**GIVEN PROBLEM:** Report every line in the listing that contains the string "cliente".

* begin MATERIALS PROVIDED *

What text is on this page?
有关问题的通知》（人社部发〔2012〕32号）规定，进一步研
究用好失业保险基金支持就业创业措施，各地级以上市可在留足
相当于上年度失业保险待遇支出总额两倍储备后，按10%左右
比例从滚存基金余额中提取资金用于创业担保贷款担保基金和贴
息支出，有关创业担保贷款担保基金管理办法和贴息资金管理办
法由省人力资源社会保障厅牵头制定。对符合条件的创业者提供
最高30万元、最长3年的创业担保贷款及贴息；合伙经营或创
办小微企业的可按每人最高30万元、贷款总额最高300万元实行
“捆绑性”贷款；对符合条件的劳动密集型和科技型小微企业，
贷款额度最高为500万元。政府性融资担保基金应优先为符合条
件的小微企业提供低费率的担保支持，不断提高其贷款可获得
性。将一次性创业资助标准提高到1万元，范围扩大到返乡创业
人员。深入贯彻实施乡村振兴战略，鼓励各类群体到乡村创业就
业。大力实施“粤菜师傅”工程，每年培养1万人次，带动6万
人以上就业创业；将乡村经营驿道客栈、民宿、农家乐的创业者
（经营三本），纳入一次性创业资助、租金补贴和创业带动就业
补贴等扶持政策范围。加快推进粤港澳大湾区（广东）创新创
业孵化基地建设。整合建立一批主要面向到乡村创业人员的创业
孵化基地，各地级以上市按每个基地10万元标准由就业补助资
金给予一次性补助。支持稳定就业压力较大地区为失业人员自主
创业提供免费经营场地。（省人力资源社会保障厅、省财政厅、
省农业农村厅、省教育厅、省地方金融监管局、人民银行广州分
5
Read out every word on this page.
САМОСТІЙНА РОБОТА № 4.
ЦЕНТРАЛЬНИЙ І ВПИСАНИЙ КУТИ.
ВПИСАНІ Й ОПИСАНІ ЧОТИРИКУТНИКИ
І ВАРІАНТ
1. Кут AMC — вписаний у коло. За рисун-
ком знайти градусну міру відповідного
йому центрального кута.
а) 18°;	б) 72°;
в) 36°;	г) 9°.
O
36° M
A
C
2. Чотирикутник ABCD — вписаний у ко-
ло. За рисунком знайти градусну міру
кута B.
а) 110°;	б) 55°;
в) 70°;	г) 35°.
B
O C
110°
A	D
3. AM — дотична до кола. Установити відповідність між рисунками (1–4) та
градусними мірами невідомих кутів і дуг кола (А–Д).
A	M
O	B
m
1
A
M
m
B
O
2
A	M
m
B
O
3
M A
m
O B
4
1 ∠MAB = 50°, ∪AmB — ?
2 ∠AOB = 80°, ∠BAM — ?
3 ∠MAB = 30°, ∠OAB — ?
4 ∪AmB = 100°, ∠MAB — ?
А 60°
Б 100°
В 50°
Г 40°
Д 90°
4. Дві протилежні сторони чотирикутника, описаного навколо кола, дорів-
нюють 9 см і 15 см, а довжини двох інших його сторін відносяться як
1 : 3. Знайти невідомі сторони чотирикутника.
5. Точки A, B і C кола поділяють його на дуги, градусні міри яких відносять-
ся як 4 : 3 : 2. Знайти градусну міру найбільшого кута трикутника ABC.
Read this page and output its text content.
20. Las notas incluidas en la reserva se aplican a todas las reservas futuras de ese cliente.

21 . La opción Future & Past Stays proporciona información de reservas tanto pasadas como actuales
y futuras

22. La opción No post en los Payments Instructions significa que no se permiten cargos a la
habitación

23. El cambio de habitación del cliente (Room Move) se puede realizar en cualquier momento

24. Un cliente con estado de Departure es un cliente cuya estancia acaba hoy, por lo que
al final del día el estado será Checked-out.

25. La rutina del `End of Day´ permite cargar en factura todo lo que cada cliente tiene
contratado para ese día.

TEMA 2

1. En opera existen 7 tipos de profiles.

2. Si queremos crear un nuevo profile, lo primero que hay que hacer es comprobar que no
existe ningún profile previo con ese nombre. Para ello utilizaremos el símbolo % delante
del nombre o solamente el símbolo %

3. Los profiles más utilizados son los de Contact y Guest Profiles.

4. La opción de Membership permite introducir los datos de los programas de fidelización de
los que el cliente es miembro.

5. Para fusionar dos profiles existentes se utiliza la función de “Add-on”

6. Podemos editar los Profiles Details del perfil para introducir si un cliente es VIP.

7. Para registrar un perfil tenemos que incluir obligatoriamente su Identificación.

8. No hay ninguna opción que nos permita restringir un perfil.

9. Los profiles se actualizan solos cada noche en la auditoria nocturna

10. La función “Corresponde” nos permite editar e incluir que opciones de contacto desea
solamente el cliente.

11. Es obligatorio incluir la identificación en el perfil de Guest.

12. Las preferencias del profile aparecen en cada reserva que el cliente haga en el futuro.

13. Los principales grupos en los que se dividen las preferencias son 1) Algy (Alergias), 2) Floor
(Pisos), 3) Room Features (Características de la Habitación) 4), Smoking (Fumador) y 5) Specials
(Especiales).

* end MATERIALS PROVIDED *

**TASK OUTPUT:**
20. Las notas incluidas en la reserva se aplican a todas las reservas futuras de ese cliente.
23. El cambio de habitación del cliente (Room Move) se puede realizar en cualquier momento
24. Un cliente con estado de Departure es un cliente cuya estancia acaba hoy, por lo que
25. La rutina del `End of Day´ permite cargar en factura todo lo que cada cliente tiene
los que el cliente es miembro.
6. Podemos editar los Profiles Details del perfil para introducir si un cliente es VIP.
solamente el cliente.
12. Las preferencias del profile aparecen en cada reserva que el cliente haga en el futuro.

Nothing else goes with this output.